What is needed:
In the text below on how the brain works, rewrite the paragraph that begins "How do you build your willpower muscle?" as a short bulleted list that keeps its main points.

Given text:
[start]
As I learn more about how we think, I’m surprised at how often I need to reframe my basic conceptions of how the brain works. I’m also struck by how many choices we can make if, and only if, we’re aware that we can make them. Here are three examples.
Willpower is a muscle
I’ve always imagined that willpower was innate and immutable. Some people have more; some have less. I admire people who overcome great challenges through sheer force of will. I also think that they have more willpower than I do and I probably couldn’t achieve the same results.
But maybe I could. The new paradigm suggests that willpower is much more like a muscle. It can be trained. It can also get tired.
The American Psychological Association defines willpower as “…the ability to resist short-term temptations in order to meet long-term goals.” It also suggests that “…willpower can in fact be strengthened with practice.”
How do you build your willpower muscle? It involves both the mind and body. Sleeping well and eating right help. Meditation and exercise also play a role. Then it’s practice. Practice not eating that donut. Practice not checking your e-mail quite so often.
But beware of decision fatigue. Like a muscle, your willpower reserve can get depleted. If you check your desire to smoke all day long, you’ll find it harder to resist a big dessert after dinner. It’s a good reason to make big decisions in the morning.
Happiness is a skill
I didn’t realize it but I’ve long subscribed to the set-point theory of happiness. The theory suggests that happiness, “…is determined primarily by heredity and by personality traits … and remains relatively constant throughout our lives.”
[end]
Data extract:
[start]
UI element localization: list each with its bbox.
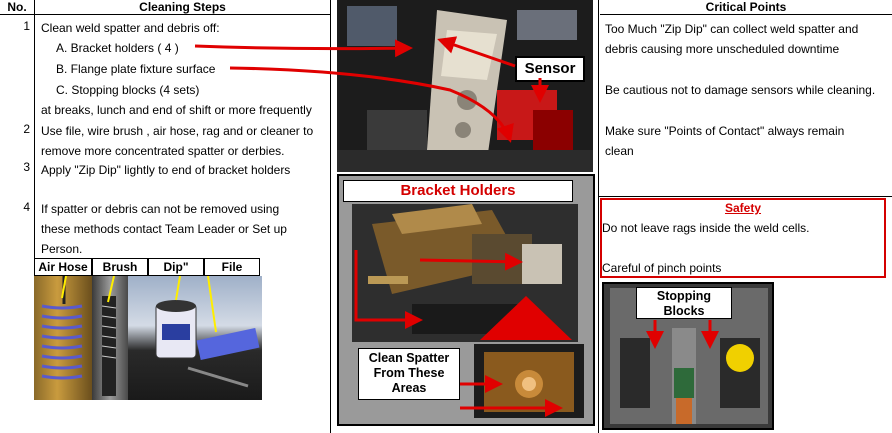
[end]
The completed task:
- Building willpower involves both the mind and the body.
- Sleeping well and eating right help.
- Meditation and exercise also play a role.
- After that comes practice, such as not eating a donut or checking e-mail less often.